══ Extracted data

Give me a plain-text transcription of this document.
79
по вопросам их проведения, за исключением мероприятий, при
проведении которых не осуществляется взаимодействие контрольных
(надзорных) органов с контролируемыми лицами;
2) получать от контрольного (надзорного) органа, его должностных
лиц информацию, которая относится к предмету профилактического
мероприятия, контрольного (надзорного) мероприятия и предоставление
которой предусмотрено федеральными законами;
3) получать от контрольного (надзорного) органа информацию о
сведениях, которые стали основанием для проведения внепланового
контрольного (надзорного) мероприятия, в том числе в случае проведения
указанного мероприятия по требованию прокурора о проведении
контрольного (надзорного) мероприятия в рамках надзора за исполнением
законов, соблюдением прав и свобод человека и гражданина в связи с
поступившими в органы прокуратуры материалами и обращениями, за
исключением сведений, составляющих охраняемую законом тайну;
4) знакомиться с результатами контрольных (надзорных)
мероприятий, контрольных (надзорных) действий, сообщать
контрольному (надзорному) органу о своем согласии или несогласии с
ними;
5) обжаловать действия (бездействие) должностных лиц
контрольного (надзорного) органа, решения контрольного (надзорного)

════

Copy in full each line that holds the word "информацию".

— In response —
лиц информацию, которая относится к предмету профилактического
3) получать от контрольного (надзорного) органа информацию о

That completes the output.